(Records)
==*==

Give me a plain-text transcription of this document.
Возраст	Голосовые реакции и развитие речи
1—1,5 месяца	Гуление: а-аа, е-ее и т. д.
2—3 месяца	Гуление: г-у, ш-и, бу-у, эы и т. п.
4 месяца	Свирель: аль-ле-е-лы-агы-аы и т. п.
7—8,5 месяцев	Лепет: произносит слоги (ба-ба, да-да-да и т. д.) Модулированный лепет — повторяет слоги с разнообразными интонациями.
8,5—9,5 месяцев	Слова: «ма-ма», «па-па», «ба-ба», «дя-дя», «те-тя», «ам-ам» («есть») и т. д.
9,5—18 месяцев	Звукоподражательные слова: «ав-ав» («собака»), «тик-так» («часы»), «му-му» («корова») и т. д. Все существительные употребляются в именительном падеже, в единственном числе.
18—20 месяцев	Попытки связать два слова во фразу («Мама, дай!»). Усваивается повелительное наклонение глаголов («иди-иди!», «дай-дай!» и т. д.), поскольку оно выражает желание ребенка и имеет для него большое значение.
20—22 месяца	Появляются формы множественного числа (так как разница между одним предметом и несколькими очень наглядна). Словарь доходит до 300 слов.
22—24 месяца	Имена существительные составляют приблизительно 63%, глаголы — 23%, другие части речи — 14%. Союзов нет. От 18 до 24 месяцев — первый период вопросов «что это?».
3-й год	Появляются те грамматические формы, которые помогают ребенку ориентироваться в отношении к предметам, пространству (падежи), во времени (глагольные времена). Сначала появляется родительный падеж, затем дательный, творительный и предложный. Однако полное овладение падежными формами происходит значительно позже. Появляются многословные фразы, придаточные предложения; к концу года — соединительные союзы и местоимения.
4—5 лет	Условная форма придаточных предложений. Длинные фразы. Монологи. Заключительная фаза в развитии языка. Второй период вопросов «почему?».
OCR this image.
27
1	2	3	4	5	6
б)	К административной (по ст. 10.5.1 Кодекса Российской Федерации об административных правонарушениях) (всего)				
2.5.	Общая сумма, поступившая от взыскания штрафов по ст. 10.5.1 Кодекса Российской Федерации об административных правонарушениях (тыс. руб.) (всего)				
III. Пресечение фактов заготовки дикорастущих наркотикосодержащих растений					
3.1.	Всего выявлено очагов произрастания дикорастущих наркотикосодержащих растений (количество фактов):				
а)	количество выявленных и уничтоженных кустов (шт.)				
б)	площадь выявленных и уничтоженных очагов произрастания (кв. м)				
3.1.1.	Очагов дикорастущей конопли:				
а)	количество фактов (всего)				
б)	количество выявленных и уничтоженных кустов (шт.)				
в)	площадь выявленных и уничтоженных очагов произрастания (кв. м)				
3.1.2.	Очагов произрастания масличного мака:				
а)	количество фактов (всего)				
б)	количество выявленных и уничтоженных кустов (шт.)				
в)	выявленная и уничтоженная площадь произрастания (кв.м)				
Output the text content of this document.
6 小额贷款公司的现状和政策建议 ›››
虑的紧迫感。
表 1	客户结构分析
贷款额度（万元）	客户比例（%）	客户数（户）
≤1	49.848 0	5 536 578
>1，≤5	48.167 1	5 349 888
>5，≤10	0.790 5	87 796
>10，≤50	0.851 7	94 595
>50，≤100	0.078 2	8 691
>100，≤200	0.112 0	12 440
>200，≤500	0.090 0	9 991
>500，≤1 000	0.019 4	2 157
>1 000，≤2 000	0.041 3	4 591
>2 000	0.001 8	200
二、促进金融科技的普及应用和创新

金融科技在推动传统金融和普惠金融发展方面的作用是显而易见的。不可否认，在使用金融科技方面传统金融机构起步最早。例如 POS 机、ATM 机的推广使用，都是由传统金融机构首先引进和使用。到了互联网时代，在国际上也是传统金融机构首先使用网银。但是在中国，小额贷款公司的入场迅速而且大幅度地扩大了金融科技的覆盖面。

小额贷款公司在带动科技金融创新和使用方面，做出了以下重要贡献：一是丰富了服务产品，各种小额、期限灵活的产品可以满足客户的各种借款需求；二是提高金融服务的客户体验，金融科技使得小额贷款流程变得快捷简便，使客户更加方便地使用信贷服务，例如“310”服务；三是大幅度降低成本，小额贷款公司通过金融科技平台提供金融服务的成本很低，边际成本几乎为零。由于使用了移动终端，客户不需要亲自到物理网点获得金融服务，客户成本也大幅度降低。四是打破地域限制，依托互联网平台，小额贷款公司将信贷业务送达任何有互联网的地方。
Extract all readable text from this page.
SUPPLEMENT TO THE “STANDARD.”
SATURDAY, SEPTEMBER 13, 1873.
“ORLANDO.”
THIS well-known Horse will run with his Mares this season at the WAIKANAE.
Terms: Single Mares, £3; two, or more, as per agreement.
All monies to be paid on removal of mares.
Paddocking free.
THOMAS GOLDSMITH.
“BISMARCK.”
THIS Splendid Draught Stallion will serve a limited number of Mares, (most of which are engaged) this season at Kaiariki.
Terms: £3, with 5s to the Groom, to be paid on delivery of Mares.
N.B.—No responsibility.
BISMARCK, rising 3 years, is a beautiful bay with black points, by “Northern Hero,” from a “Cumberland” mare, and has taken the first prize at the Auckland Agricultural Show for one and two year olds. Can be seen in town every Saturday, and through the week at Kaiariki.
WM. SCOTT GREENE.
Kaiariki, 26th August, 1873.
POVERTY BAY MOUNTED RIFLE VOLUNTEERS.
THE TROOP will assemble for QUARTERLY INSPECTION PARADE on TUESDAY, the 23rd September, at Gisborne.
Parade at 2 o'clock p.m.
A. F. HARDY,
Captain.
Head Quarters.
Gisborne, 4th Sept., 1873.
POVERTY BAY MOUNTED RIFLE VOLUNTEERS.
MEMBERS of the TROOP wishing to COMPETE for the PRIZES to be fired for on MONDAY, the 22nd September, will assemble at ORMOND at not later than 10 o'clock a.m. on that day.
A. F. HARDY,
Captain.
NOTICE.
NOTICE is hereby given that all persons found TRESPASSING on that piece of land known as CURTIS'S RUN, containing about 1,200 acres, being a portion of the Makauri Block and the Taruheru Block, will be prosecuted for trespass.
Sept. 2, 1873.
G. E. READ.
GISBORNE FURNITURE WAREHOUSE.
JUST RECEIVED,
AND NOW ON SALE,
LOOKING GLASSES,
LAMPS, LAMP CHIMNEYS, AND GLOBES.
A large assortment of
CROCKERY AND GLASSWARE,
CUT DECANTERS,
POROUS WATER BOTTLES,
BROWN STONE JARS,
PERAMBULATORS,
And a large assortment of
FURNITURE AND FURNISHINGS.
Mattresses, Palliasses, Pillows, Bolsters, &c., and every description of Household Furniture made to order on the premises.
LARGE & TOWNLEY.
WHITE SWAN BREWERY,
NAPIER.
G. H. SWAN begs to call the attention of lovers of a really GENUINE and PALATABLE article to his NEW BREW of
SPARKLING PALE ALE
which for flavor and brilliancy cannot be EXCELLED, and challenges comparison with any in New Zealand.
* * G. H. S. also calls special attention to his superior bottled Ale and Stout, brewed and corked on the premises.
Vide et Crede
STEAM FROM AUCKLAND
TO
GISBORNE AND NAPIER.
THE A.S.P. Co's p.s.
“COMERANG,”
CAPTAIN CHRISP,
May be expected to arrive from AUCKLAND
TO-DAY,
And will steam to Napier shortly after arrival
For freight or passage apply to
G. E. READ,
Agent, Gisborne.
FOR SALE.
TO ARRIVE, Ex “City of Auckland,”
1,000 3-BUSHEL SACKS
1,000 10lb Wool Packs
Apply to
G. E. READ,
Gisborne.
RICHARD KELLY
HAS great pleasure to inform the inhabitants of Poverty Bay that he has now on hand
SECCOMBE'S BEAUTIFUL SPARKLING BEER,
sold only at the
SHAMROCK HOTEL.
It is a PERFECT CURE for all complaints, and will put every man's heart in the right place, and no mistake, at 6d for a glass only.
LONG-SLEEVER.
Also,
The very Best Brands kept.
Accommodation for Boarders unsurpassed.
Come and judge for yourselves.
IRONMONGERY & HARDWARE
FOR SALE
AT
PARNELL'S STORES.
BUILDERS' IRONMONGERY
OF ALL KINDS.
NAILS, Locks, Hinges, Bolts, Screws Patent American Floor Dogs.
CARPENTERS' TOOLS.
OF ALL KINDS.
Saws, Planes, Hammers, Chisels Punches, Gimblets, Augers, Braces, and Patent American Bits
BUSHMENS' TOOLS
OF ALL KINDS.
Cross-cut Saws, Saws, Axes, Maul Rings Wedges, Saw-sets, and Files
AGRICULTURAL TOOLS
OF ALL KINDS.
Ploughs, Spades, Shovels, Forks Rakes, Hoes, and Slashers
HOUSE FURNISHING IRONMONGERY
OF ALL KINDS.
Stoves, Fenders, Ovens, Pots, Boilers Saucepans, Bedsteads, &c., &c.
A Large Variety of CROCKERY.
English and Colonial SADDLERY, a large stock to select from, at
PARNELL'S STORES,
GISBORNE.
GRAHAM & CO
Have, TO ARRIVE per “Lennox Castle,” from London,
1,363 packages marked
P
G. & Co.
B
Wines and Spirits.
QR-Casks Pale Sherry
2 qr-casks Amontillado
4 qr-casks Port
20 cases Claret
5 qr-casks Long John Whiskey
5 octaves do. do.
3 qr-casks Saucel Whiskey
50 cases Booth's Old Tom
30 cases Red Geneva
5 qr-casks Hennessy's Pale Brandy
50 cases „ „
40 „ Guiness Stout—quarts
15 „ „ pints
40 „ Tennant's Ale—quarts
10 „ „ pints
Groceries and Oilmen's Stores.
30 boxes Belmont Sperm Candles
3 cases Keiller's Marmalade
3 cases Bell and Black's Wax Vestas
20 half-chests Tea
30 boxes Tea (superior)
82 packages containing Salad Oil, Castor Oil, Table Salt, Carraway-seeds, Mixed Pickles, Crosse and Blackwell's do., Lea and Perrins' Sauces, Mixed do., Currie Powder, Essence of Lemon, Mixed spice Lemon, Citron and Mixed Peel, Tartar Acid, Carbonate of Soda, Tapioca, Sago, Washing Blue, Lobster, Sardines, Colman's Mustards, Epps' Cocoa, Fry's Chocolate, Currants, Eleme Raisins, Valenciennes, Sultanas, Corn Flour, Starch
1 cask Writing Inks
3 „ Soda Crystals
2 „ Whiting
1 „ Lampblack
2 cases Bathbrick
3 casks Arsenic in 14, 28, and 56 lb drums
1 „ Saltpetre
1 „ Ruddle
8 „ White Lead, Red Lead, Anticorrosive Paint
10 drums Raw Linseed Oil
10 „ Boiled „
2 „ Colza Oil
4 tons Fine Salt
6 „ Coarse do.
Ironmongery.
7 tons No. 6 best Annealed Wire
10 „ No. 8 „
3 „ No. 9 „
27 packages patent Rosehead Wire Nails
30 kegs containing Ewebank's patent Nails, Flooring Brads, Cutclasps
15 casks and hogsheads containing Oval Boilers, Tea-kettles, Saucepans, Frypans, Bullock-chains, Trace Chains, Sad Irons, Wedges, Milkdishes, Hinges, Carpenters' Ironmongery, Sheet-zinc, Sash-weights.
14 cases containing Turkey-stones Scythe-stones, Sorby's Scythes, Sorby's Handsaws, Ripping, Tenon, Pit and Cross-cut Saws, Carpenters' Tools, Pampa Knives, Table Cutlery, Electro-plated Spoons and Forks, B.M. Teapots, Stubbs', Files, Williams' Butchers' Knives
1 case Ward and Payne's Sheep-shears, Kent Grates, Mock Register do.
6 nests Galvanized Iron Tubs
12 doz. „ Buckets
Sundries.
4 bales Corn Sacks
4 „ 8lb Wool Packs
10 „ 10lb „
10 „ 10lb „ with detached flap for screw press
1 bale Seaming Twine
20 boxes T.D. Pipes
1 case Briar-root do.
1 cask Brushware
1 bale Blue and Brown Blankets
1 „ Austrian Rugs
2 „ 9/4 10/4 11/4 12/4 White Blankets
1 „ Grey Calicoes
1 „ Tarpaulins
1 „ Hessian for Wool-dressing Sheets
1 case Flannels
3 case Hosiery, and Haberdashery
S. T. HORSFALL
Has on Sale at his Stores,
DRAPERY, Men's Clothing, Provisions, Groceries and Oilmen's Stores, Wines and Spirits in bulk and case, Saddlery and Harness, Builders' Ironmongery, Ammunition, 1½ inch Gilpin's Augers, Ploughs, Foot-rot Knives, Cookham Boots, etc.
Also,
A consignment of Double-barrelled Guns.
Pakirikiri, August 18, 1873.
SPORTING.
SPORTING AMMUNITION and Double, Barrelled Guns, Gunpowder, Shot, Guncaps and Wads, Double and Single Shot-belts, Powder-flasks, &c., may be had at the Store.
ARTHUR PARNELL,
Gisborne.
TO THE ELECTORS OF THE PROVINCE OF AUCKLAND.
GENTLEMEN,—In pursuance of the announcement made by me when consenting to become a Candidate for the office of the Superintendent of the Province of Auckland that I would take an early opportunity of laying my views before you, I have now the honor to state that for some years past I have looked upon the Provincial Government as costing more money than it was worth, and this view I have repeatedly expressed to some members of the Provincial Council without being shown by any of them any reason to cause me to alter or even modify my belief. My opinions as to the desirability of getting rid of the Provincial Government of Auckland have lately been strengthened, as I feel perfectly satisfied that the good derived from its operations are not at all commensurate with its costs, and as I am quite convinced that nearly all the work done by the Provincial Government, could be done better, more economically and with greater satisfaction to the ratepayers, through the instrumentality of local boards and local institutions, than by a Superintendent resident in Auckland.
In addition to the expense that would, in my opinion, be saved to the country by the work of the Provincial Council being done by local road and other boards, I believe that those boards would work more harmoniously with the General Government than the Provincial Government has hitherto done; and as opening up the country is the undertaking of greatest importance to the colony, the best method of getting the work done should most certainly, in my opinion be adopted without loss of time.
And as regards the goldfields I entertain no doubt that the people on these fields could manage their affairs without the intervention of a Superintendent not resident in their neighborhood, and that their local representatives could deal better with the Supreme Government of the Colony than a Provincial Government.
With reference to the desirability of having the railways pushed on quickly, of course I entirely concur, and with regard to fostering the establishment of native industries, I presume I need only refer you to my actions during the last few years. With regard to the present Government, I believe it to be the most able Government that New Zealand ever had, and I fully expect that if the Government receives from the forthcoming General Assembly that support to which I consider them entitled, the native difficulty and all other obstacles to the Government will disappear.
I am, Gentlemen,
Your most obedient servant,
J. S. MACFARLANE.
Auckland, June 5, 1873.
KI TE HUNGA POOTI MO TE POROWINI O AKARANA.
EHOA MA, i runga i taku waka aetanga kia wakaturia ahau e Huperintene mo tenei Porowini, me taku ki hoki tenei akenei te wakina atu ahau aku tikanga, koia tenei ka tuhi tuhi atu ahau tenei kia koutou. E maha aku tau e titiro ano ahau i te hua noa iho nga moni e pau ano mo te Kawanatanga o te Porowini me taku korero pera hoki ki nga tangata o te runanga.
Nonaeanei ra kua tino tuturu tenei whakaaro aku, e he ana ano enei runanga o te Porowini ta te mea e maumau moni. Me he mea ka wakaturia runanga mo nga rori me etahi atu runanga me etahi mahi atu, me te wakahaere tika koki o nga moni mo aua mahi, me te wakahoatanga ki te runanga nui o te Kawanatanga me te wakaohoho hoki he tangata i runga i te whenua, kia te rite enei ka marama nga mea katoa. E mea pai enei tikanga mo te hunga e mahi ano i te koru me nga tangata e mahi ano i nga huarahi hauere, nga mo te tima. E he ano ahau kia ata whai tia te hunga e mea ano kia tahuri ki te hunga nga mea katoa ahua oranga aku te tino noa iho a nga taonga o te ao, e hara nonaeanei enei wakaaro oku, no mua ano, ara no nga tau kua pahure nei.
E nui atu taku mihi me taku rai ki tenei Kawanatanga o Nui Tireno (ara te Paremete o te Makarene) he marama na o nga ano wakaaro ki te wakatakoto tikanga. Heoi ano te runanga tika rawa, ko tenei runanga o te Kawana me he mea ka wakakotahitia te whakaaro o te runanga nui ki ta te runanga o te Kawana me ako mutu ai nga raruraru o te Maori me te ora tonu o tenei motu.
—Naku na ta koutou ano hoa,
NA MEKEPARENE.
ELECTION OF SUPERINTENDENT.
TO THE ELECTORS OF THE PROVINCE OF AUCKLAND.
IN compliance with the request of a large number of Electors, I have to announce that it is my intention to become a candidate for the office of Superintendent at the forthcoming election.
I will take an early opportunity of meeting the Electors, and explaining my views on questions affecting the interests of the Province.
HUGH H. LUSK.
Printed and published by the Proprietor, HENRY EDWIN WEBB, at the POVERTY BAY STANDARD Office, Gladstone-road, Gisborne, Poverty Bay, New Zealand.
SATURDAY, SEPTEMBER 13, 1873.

==*==

■ **What needs to be done**
Which lines hold the word "дикорастущих"? Copy every one of them.

■ **Task response**
III. Пресечение фактов заготовки дикорастущих наркотикосодержащих растений					
3.1.	Всего выявлено очагов произрастания дикорастущих наркотикосодержащих растений (количество фактов):				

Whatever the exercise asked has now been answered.